> _TEXTO_
Na Educação em geral.

 

Este ano o Ministério da Educação testou uma nova forma para colocar professores nas escolas. Para tal, foi criado um programa informático apoiado numa fórmula para seriação dos candidatos absolutamente errada. Essa fórmula, “matemática”, somava dois valores em escalas distintas (a palavra matemática está entre aspas porque nenhum matemático cometeria um erro, que considero básico e grosseiro, como este). É mais ou menos como ir à mercearia comprar três batatas e cinco cenouras e o merceeiro cobrar-nos oito batatas cenouras! Se não deram conta do erro é grave, tendo em conta que se trata de um erro de palmatória. Se deram conta e não fizeram nada atempadamente é ainda mais grave, pois causou toda a trapalhada que se sabe. Tudo normal!

> _SECÇÃO DE DADOS_
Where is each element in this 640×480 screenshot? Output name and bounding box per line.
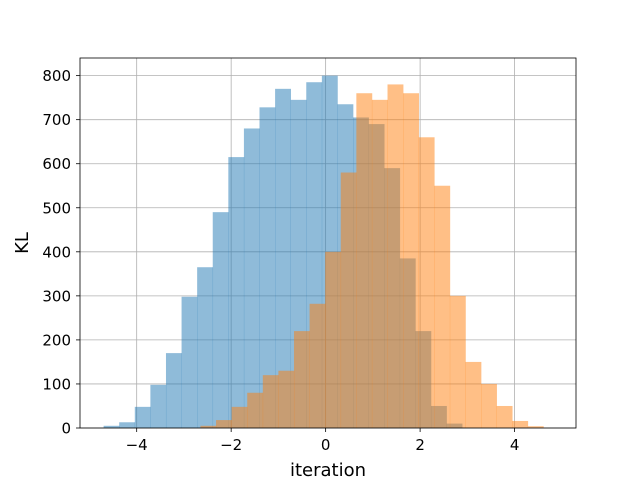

> _TAREFA PROPOSTA_
Resuma em duas frases o texto sobre a colocação de professores. Os dados não têm qualquer relação com o texto.

> _RESULTADO DO EXERCÍCIO_
Este ano, o Ministério da Educação testou uma nova forma de colocar professores nas escolas, com um programa informático apoiado numa fórmula de seriação dos candidatos que somava dois valores em escalas distintas. O texto classifica esse erro como básico e grosseiro e considera-o grave, quer não tenha sido detetado, quer tenha sido notado sem correção atempada.